**What the task asks**
Please retype the rows below word for word, beginning with the first one and continuing through the line that contains "legend-item: 150-200 xyxy=(838,788,945,830)". Include both ends.

**Record list**
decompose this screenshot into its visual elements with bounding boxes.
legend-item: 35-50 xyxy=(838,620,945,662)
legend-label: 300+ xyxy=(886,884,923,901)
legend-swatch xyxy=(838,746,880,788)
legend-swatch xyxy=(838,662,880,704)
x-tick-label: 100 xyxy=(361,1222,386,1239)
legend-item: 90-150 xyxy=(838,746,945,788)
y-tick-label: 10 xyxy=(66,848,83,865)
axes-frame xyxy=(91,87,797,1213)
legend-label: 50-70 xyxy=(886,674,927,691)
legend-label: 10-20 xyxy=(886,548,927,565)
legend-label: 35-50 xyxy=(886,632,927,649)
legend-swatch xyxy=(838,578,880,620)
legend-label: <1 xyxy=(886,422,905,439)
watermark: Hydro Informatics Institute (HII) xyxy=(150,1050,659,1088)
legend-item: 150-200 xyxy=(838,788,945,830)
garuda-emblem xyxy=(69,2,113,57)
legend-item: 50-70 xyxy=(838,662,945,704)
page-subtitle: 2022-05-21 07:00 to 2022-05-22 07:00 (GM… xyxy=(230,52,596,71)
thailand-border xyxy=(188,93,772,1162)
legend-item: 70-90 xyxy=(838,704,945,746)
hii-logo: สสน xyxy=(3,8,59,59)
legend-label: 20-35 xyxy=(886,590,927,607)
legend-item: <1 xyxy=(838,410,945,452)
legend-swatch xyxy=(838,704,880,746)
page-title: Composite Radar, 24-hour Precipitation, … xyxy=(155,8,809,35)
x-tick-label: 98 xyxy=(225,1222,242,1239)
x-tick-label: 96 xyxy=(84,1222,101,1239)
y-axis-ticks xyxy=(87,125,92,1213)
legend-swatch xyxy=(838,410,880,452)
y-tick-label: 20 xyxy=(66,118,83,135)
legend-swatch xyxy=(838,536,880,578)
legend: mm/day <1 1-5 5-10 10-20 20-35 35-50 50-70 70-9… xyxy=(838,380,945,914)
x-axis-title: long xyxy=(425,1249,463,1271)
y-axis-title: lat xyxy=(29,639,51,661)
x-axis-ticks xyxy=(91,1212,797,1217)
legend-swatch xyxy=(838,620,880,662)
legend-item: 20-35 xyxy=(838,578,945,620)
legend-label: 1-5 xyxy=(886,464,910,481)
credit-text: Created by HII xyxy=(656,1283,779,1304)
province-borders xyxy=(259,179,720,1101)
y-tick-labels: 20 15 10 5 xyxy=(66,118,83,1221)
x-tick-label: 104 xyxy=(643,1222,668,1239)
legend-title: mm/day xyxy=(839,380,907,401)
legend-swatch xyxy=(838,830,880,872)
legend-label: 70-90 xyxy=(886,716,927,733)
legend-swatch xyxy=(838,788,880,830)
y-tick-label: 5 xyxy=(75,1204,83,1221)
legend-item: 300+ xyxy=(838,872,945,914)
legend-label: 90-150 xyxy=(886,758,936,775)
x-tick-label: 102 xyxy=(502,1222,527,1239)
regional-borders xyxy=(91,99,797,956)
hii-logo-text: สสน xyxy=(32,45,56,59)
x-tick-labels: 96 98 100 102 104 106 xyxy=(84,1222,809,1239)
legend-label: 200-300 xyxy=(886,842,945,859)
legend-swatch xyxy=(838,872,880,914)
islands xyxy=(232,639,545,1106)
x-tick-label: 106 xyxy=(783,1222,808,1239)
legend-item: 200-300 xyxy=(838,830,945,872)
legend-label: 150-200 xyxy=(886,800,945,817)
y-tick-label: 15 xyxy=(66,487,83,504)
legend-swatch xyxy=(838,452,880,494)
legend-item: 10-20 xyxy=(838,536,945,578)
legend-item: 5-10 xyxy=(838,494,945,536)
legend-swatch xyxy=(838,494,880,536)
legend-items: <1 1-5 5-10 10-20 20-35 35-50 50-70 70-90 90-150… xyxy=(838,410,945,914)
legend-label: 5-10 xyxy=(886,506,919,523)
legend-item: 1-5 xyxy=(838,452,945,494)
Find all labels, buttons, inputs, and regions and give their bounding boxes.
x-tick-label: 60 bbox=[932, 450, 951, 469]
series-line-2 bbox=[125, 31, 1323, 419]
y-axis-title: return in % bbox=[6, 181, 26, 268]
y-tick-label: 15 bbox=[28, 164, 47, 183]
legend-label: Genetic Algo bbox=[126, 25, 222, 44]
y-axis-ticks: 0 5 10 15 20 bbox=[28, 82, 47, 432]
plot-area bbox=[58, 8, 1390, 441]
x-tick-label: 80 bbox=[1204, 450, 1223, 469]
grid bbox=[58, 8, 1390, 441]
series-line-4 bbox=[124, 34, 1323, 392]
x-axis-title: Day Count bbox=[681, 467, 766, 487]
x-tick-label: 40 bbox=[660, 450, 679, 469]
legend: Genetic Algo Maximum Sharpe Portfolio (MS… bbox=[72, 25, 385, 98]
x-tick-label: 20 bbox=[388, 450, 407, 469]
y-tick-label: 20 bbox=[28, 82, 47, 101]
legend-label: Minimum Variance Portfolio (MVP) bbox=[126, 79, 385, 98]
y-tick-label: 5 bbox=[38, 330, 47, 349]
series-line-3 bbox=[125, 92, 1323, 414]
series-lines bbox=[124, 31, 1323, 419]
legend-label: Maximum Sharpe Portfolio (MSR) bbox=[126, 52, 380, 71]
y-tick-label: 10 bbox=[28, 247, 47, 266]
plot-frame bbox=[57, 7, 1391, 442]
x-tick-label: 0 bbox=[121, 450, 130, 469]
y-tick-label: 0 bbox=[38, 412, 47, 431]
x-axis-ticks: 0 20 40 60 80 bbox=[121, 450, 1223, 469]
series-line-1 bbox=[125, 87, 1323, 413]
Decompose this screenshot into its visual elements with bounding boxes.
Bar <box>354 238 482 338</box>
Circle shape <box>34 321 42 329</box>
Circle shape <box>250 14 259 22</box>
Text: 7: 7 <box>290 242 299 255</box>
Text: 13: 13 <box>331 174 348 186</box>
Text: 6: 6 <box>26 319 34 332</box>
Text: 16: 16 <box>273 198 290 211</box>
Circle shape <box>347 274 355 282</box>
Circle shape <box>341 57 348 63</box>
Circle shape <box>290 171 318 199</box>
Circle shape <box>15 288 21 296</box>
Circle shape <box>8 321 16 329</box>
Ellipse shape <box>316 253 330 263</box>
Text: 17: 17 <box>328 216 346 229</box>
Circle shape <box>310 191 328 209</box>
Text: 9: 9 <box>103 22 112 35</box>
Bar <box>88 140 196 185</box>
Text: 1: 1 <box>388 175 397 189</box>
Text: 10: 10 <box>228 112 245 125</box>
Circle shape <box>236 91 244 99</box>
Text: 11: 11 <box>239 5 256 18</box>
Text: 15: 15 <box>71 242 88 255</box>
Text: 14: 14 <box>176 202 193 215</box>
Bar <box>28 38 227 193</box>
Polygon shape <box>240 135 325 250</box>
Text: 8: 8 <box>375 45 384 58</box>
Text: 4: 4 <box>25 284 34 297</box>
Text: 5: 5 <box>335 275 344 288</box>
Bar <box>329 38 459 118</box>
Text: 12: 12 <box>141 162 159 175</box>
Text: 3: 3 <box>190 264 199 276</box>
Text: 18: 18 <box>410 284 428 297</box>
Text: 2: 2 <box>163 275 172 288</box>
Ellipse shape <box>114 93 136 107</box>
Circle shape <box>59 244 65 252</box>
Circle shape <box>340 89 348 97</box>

**Task result**
decompose this screenshot into its visual elements with bounding boxes.
legend-item: 35-50 xyxy=(838,620,945,662)
legend-label: 300+ xyxy=(886,884,923,901)
legend-swatch xyxy=(838,746,880,788)
legend-swatch xyxy=(838,662,880,704)
x-tick-label: 100 xyxy=(361,1222,386,1239)
legend-item: 90-150 xyxy=(838,746,945,788)
y-tick-label: 10 xyxy=(66,848,83,865)
axes-frame xyxy=(91,87,797,1213)
legend-label: 50-70 xyxy=(886,674,927,691)
legend-label: 10-20 xyxy=(886,548,927,565)
legend-label: 35-50 xyxy=(886,632,927,649)
legend-swatch xyxy=(838,578,880,620)
legend-label: <1 xyxy=(886,422,905,439)
watermark: Hydro Informatics Institute (HII) xyxy=(150,1050,659,1088)
legend-item: 150-200 xyxy=(838,788,945,830)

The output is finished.